Stated task
For the records that follow, return only the count of lines containing the string "HASTA".

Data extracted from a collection
- - -
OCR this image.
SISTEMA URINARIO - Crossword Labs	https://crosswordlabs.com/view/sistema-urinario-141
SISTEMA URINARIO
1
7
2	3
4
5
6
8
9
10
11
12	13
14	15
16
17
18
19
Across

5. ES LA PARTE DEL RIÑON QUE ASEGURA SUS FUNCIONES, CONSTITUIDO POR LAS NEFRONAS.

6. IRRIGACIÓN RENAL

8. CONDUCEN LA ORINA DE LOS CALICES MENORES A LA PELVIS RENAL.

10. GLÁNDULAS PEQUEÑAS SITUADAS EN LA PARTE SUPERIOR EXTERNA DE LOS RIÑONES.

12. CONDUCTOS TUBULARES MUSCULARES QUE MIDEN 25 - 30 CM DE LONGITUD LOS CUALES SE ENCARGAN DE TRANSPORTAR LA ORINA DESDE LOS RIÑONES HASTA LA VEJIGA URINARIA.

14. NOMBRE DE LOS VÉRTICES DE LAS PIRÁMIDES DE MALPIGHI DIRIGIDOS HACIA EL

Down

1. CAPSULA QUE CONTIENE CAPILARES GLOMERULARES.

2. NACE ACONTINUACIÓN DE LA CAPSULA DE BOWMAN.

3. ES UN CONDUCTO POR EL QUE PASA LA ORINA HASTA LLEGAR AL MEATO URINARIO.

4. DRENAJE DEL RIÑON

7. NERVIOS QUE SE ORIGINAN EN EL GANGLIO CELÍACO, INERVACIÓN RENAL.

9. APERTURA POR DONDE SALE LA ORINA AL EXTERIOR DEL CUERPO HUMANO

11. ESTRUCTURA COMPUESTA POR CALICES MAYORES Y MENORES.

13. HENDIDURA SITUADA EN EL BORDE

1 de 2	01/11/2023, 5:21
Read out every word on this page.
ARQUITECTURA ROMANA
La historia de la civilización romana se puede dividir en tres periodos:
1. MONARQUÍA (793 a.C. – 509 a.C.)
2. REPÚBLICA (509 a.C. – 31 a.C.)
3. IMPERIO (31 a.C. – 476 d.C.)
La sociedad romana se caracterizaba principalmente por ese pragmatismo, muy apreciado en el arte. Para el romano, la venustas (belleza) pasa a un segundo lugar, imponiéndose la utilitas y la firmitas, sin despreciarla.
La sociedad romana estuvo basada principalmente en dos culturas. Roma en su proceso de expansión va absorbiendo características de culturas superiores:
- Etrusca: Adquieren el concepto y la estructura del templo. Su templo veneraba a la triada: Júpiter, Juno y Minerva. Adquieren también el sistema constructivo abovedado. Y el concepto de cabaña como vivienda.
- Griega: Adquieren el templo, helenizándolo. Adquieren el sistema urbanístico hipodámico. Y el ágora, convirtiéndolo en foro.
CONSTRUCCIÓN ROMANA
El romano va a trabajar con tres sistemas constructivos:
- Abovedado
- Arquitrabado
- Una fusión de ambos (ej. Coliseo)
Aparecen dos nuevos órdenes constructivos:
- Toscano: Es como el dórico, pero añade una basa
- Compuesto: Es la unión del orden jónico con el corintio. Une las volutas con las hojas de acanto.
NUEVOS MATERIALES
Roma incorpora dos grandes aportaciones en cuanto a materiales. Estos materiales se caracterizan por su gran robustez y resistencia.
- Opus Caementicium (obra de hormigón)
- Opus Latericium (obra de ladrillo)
- - -
Response for this exercise
2